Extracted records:

══════════════════════════════

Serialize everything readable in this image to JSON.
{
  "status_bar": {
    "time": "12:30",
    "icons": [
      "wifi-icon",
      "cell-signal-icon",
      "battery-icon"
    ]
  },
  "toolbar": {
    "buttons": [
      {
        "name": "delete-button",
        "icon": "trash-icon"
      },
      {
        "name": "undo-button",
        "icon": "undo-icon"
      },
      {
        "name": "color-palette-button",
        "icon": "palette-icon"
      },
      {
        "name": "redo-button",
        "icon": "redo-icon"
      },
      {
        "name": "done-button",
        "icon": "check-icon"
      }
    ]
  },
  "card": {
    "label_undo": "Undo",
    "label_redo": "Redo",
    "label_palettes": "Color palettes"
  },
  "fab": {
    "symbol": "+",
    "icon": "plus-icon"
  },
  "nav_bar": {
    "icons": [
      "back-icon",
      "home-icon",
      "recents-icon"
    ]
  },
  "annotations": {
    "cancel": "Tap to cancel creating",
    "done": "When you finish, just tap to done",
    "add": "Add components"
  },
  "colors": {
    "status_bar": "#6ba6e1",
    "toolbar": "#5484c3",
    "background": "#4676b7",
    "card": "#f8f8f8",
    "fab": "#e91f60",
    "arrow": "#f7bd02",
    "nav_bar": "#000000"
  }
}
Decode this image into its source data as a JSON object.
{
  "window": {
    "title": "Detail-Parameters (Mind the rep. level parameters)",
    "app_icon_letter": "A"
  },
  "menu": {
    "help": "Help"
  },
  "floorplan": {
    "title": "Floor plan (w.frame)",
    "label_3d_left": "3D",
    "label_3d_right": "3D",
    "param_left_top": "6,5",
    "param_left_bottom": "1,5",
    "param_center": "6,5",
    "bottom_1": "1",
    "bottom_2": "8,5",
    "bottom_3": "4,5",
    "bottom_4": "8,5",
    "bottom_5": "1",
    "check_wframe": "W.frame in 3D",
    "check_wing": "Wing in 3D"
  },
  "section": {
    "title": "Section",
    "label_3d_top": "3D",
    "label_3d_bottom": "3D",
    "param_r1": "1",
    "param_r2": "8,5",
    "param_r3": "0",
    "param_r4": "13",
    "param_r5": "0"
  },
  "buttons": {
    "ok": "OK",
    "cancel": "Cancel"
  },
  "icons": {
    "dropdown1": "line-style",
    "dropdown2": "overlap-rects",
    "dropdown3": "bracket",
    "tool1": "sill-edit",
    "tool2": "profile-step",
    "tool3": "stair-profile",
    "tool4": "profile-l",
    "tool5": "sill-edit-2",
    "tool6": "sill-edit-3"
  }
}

══════════════════════════════

Problem details >> Out of the material above, select every line that holds the string "image".

Complete response >>
Serialize everything readable in this image to JSON.
Decode this image into its source data as a JSON object.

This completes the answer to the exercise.